What is being asked.
Omit the images, then output each of the records below exactly.

========================

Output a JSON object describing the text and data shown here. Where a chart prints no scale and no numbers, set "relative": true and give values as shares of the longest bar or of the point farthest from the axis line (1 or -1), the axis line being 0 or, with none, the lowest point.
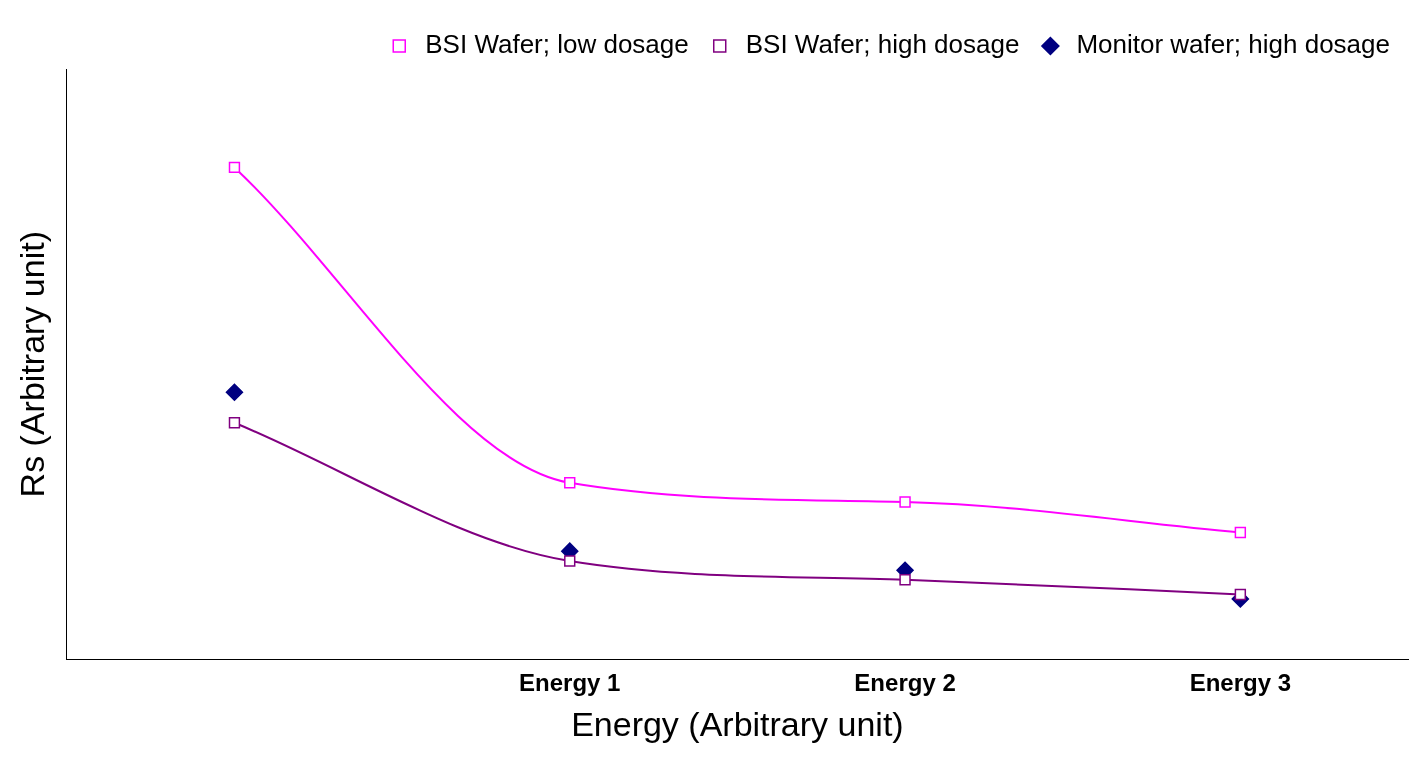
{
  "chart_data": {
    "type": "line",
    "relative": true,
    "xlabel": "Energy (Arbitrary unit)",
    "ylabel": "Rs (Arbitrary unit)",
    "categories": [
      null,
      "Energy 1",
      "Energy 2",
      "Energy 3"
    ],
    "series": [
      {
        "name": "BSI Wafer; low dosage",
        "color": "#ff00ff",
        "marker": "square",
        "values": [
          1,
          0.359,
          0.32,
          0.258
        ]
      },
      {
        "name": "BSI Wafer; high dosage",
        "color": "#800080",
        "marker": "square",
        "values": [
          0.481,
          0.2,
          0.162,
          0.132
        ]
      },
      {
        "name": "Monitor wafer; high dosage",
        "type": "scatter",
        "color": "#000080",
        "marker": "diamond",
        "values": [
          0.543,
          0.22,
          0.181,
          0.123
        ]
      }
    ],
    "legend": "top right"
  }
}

========================

Full solution.
Output a JSON object describing the text and data shown here. Where a chart prints no scale and no numbers, set "relative": true and give values as shares of the longest bar or of the point farthest from the axis line (1 or -1), the axis line being 0 or, with none, the lowest point.
{
  "chart_data": {
    "type": "line",
    "relative": true,
    "xlabel": "Energy (Arbitrary unit)",
    "ylabel": "Rs (Arbitrary unit)",
    "categories": [
      null,
      "Energy 1",
      "Energy 2",
      "Energy 3"
    ],
    "series": [
      {
        "name": "BSI Wafer; low dosage",
        "color": "#ff00ff",
        "marker": "square",
        "values": [
          1,
          0.359,
          0.32,
          0.258
        ]
      },
      {
        "name": "BSI Wafer; high dosage",
        "color": "#800080",
        "marker": "square",
        "values": [
          0.481,
          0.2,
          0.162,
          0.132
        ]
      },
      {
        "name": "Monitor wafer; high dosage",
        "type": "scatter",
        "color": "#000080",
        "marker": "diamond",
        "values": [
          0.543,
          0.22,
          0.181,
          0.123
        ]
      }
    ],
    "legend": "top right"
  }
}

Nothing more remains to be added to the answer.